__Tarefas a realizar__
a. As afirmações seguintes estão de acordo com o texto sobre o ruído nas cidades? Responda sim ou não a cada uma e cite as palavras do texto que o decidem. (i) Rui Oliveira é diretor de Operações da Saint-Gobain Glass. (ii) Na zona de Madrid são feitas cerca de 12.000 intervenções por mês. (iii) Acácio Pires defende que os programas dedicados à eficiência energética podem incluir a acústica.
b. Segundo o texto sobre o ruído nas cidades, que cargo ocupa Miguel Sánchez na Guardian Glass?
c. Prossiga o texto sobre o ruído nas cidades a partir do ponto em que termina.

__Documento de origem__
########################################
Alternativa está na proteção dos edifícios
Num contexto em que a população deverá continuar a aumentar e existem poucas medidas de mitigação do ruído nas cidades, «temos de colocar o foco na proteção do edificado, para que possamos combater este problema de saúde», defende Rui Oliveira, diretor de Operações da Saint-Gobain Glass, que participou neste debate. Concorda que o tema da acústica está esquecido, «não se discute e não está visível em grandes projetos. Talvez porque a térmica nos toca a todos de forma mais severa. Eventualmente, as pessoas habituam-se ao ruído e incorporam-no no seu dia-a-dia, não entendem o assunto como urgente. Mas nos grandes projetos, temos de ter outro tipo de abordagem. Temos pessoas tecnicamente competentes, e há que respeitar a legislação. E temos de informar a população do que está à sua disposição neste aspeto».
Miguel Sánchez, Regional Residencial Program Manager da Guardian Glass, destacou que «a boa notícia é que há medidas a tomar, nomeadamente na envolvente transparente dos edifícios. Houve uma grande evolução nos últimos anos, e hoje conseguimos que a parte mais sensível da fachada minimize o ruído». Sobre planos e estratégias de apoio mais alargadas, dá o exemplo de Espanha, onde zonas de elevado tráfego aéreo podem beneficiar de apoios à troca de janelas. «Só na zona de Madrid são feitas cerca de 12.000 intervenções anuais».
Acácio Pires, Policy Officer da Associação Zero, salientou que «há um caminho importante a fazer em termos de medidas preventivas», nomeadamente ao nível do tráfego rodoviário e aéreo em cidades como Lisboa. «Precisamos de uma redução substancial do tráfego nas zonas mais densamente habitadas, e isso tem outros benefícios noutras áreas, como a qualidade do ar. Em alguns casos é preciso atuar ao nível da mitigação dos efeitos junto dos recetores sensíveis, e aí a construção e a reabilitação urbana têm um papel relevante, e podem alavancar isso. Mas talvez precisemos de planos de ação com mais informação, nomeadamente sobre o custo social do ruído». O responsável defende também que os programas dedicados à eficiência energética «são de âmbito cada vez maior, e podem integrar também a componente da acústica».
########################################
__Dados fornecidos__

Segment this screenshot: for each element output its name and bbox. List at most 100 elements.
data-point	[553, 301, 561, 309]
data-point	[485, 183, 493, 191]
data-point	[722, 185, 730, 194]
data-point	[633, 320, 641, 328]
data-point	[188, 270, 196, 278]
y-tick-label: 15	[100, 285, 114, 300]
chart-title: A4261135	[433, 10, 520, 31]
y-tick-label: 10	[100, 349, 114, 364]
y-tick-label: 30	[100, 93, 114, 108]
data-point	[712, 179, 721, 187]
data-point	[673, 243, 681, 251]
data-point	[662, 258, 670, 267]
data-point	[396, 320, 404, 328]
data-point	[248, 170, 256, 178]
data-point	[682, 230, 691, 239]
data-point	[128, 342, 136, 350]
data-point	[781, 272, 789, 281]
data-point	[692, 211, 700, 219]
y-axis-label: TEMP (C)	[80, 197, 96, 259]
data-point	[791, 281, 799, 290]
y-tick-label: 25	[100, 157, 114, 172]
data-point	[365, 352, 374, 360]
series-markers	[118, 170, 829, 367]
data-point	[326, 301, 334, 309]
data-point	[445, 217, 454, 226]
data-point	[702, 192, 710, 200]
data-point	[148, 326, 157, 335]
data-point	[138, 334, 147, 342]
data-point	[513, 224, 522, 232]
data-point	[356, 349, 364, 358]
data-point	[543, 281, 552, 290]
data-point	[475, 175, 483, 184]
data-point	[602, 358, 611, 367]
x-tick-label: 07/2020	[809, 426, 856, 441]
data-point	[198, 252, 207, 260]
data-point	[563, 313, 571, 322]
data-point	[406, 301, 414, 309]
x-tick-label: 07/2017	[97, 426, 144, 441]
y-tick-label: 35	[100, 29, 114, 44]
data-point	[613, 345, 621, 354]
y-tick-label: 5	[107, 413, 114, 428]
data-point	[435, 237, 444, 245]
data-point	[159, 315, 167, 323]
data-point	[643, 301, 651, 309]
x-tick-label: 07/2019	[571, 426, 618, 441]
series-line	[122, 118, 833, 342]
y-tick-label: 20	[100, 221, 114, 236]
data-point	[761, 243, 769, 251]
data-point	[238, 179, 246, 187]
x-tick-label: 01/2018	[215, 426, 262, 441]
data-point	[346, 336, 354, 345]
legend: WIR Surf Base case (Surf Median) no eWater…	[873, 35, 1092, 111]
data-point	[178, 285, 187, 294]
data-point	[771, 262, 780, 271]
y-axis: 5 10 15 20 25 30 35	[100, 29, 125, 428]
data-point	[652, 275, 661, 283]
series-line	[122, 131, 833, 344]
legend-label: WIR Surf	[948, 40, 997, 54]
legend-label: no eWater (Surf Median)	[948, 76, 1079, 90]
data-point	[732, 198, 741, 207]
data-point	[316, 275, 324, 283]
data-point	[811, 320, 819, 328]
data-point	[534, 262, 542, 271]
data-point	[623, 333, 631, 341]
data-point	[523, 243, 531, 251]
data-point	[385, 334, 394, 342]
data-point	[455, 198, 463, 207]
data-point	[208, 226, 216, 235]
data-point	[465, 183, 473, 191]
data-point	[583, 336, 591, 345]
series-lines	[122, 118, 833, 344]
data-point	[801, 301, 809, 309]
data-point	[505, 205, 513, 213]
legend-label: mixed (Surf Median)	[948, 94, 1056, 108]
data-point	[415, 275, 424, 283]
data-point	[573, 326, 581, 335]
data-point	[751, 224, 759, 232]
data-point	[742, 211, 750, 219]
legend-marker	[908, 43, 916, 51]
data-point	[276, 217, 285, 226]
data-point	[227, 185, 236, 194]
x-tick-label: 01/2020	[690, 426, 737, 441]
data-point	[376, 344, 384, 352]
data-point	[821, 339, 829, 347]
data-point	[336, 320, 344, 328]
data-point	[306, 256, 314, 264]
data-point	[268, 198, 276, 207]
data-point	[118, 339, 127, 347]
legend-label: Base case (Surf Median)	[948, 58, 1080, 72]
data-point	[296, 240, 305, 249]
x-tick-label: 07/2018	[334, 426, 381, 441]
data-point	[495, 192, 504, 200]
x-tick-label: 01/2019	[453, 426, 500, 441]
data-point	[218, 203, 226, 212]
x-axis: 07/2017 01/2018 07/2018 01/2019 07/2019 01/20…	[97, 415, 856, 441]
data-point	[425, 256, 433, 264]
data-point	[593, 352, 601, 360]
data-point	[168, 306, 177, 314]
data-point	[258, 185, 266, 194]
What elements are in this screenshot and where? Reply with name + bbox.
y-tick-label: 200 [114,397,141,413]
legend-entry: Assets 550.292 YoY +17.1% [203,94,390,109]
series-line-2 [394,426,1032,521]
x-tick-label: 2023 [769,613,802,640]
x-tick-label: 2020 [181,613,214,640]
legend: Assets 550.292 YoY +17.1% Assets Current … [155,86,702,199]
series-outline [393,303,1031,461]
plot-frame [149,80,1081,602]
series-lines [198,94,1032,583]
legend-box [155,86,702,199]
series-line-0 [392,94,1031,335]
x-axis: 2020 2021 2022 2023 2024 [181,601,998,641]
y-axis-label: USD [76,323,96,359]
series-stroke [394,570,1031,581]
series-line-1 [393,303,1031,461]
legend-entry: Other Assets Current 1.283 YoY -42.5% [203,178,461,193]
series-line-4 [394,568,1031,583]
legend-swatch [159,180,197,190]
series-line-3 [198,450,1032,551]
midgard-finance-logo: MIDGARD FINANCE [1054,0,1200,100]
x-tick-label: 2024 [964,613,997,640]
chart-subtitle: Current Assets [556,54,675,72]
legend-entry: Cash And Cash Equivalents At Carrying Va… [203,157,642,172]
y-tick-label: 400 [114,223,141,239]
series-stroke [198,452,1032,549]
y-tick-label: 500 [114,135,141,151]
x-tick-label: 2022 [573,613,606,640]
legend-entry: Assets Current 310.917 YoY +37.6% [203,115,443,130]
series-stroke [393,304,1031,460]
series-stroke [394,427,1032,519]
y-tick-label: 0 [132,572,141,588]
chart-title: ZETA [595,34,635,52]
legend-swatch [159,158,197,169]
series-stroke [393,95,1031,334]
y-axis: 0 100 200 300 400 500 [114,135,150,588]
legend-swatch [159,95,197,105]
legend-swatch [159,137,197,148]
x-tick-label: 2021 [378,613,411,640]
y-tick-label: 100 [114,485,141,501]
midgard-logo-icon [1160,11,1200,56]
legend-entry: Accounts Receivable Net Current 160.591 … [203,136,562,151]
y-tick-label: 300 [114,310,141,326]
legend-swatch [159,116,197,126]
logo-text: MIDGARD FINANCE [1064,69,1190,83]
########################################
__Respostas esperadas__
a.
(i) Sim: «diretor de Operações da Saint-Gobain Glass».
(ii) Não: «Só na zona de Madrid são feitas cerca de 12.000 intervenções anuais».
(iii) Sim: «são de âmbito cada vez maior, e podem integrar também a componente da acústica».

b. Regional Residencial Program Manager.

c.
Por seu turno, Jorge Patrício, da Direção da Sociedade Portuguesa de Acústica, acredita que os riscos para a saúde humana já estão determinados e quantificados pela OMS, mas «pecarão por defeito». Critica a demora na revisão das diretivas sobre o tema, e afirma que «temos de atuar nos pontos fracos dos edifícios. Nas infraestruturas já existentes é mais difícil atuar sem ser ao nível do piso ou das bandas sonoras».
Dília Jardim, diretora do Departamento de Gestão Ambiental, Agência Portuguesa do Ambiente, recorda que as grandes infraestruturas de transporte em Portugal têm de elaborar o diagnóstico sobre o ruído de 5 em 5 anos e traçar planos de ação para o reduzir, como a criação de zonas-tampão, como edifícios não residenciais, ou instalação de barreiras acústicas. «O isolamento acústico é muito importante. As janelas já têm etiqueta energética, mas é preciso também certificar a acústica, e pensar em soluções na fonte do ruído».
A responsável recordou também que o princípio do “poluidor-pagador” já está previsto na legislação, mas «alguns operadores tentam alegar a situação da antiguidade, se existia primeiro a casa ou a infraestrutura, e há muitas dificuldades de implementação devido a essas incertezas». Mas defende que «as autarquias não deveriam permitir o licenciamento de habitação em zonas que terão ruído excessivo. Às vezes a infraestrutura já existe, e ainda assim as câmaras permitem construir. Muitas vezes, pensa-se que perto é bom, simplesmente. Mas temos de fazer escolhas».